## Begin

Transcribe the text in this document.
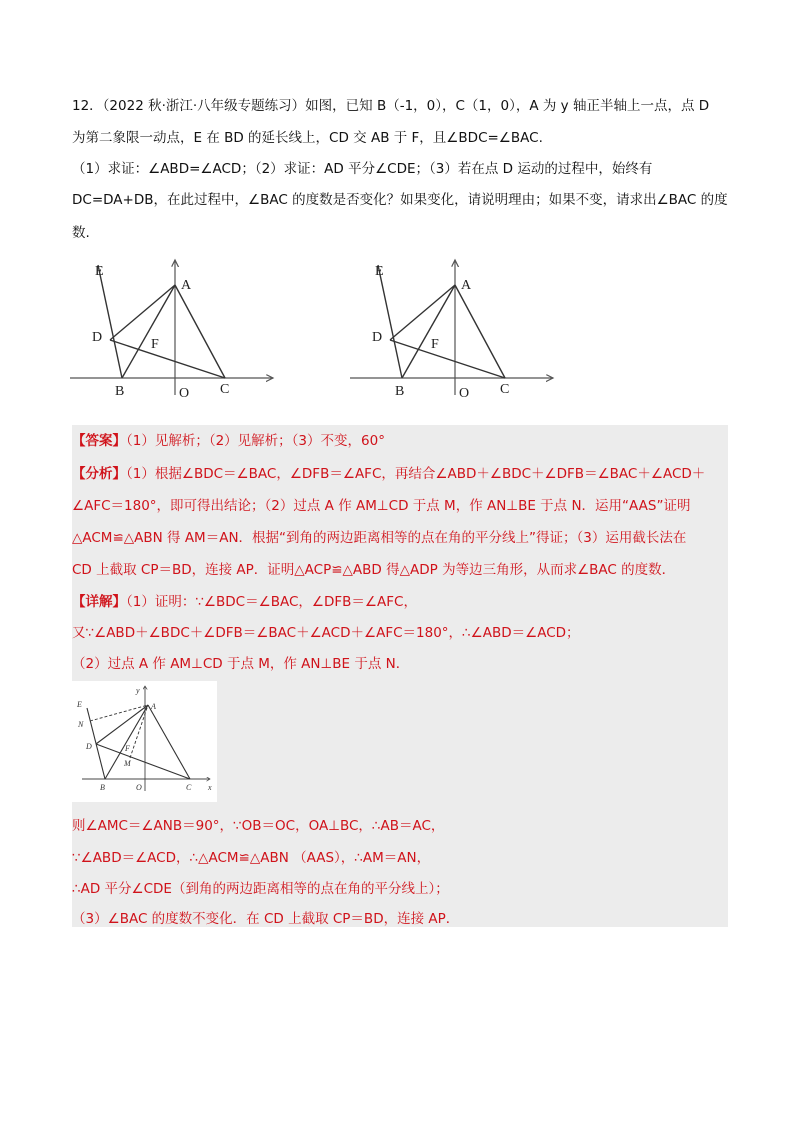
12．（2022 秋·浙江·八年级专题练习）如图，已知 B（-1，0），C（1，0），A 为 y 轴正半轴上一点，点 D
为第二象限一动点，E 在 BD 的延长线上，CD 交 AB 于 F，且∠BDC=∠BAC.
（1）求证：∠ABD=∠ACD；（2）求证：AD 平分∠CDE；（3）若在点 D 运动的过程中，始终有
DC=DA+DB，在此过程中，∠BAC 的度数是否变化？如果变化，请说明理由；如果不变，请求出∠BAC 的度
数.
E
A
D	F
B	O C
E
A
D	F
B	O C
【答案】（1）见解析；（2）见解析；（3）不变，60°
【分析】（1）根据∠BDC＝∠BAC，∠DFB＝∠AFC，再结合∠ABD＋∠BDC＋∠DFB＝∠BAC＋∠ACD＋
∠AFC＝180°，即可得出结论；（2）过点 A 作 AM⊥CD 于点 M，作 AN⊥BE 于点 N．运用“AAS”证明
△ACM≌△ABN 得 AM＝AN．根据“到角的两边距离相等的点在角的平分线上”得证；（3）运用截长法在
CD 上截取 CP＝BD，连接 AP．证明△ACP≌△ABD 得△ADP 为等边三角形，从而求∠BAC 的度数．
【详解】（1）证明：∵∠BDC＝∠BAC，∠DFB＝∠AFC，
又∵∠ABD＋∠BDC＋∠DFB＝∠BAC＋∠ACD＋∠AFC＝180°，∴∠ABD＝∠ACD；
（2）过点 A 作 AM⊥CD 于点 M，作 AN⊥BE 于点 N．
y
A
E
N
D	F
M
B	O	C x
则∠AMC＝∠ANB＝90°，∵OB＝OC，OA⊥BC，∴AB＝AC，
∵∠ABD＝∠ACD，∴△ACM≌△ABN （AAS），∴AM＝AN，
∴AD 平分∠CDE（到角的两边距离相等的点在角的平分线上）；
（3）∠BAC 的度数不变化．在 CD 上截取 CP＝BD，连接 AP．
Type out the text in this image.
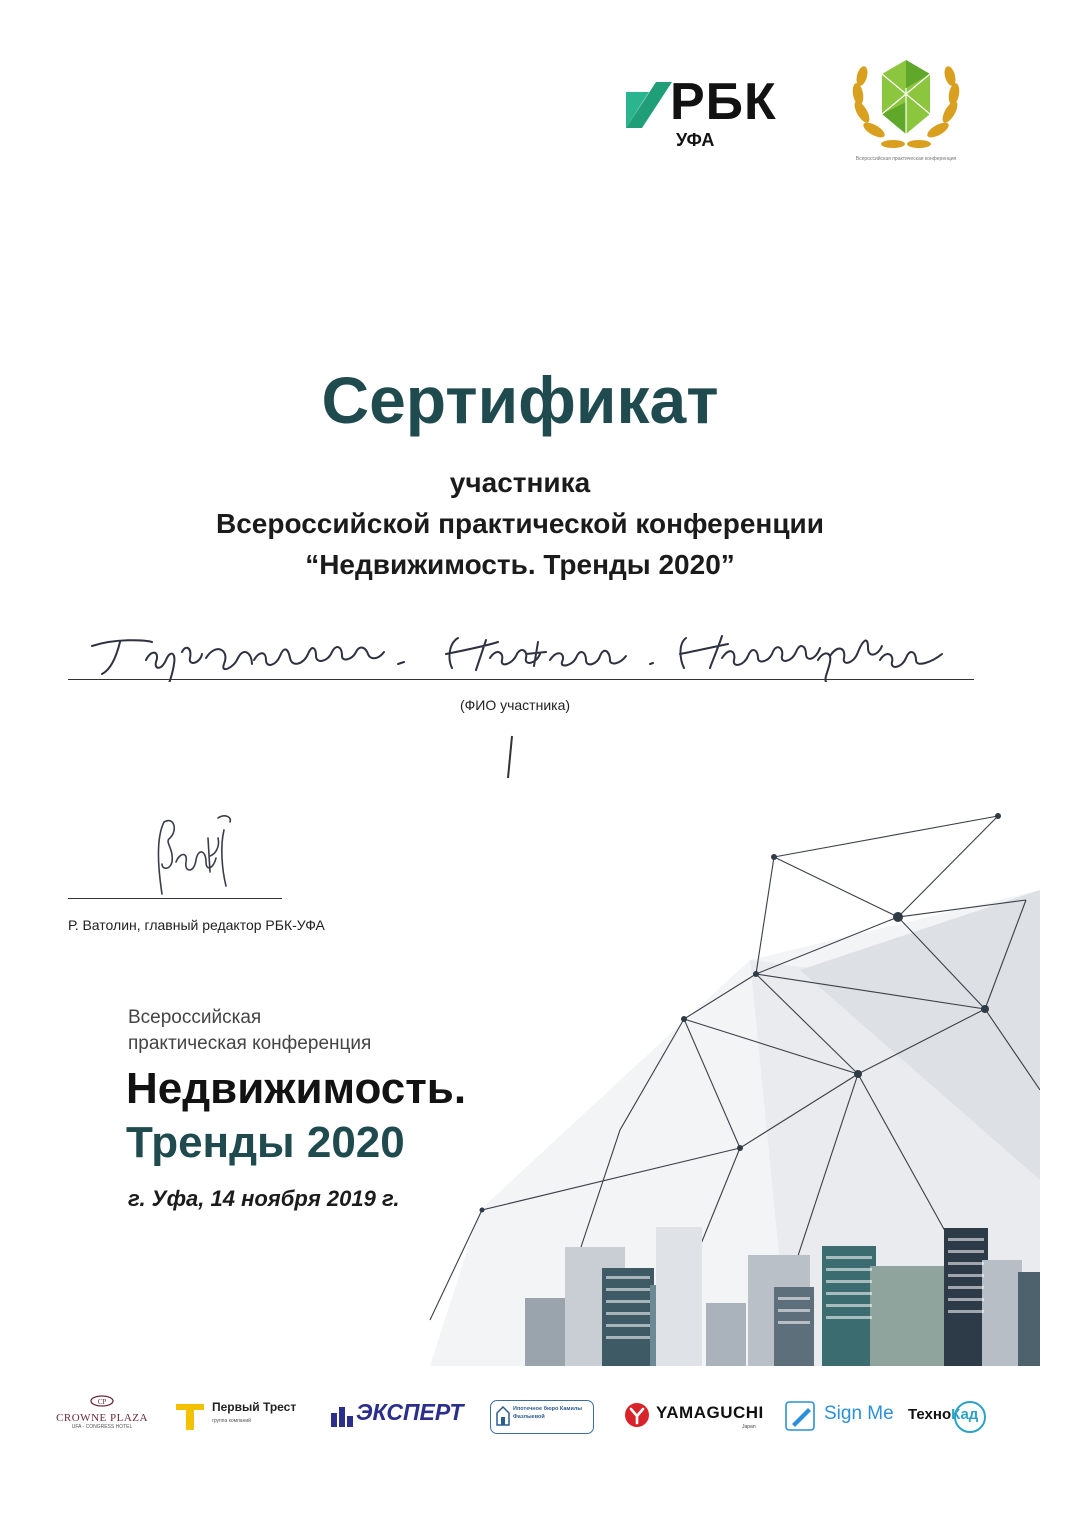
РБК
УФА
Всероссийская практическая конференция
Сертификат
участника
Всероссийской практической конференции
“Недвижимость. Тренды 2020”
(ФИО участника)
Р. Ватолин, главный редактор РБК-УФА
Всероссийская
практическая конференция
Недвижимость.
Тренды 2020
г. Уфа, 14 ноября 2019 г.
CP
CROWNE PLAZA
UFA - CONGRESS HOTEL
Первый Трест
группа компаний	ЭКСПЕРТ	Ипотечное бюро Камилы Фазлыевой	YAMAGUCHI
Japan
Sign Me ТехноКад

## End

What you will do
Everything from the line with "Type out the text in this image." through the end of the records above, and nothing else, is to be quoted exactly; please leave the pictures out.

Solved exercise
Type out the text in this image.
РБК
УФА
Всероссийская практическая конференция
Сертификат
участника
Всероссийской практической конференции
“Недвижимость. Тренды 2020”
(ФИО участника)
Р. Ватолин, главный редактор РБК-УФА
Всероссийская
практическая конференция
Недвижимость.
Тренды 2020
г. Уфа, 14 ноября 2019 г.
CP
CROWNE PLAZA
UFA - CONGRESS HOTEL
Первый Трест
группа компаний	ЭКСПЕРТ	Ипотечное бюро Камилы Фазлыевой	YAMAGUCHI
Japan
Sign Me ТехноКад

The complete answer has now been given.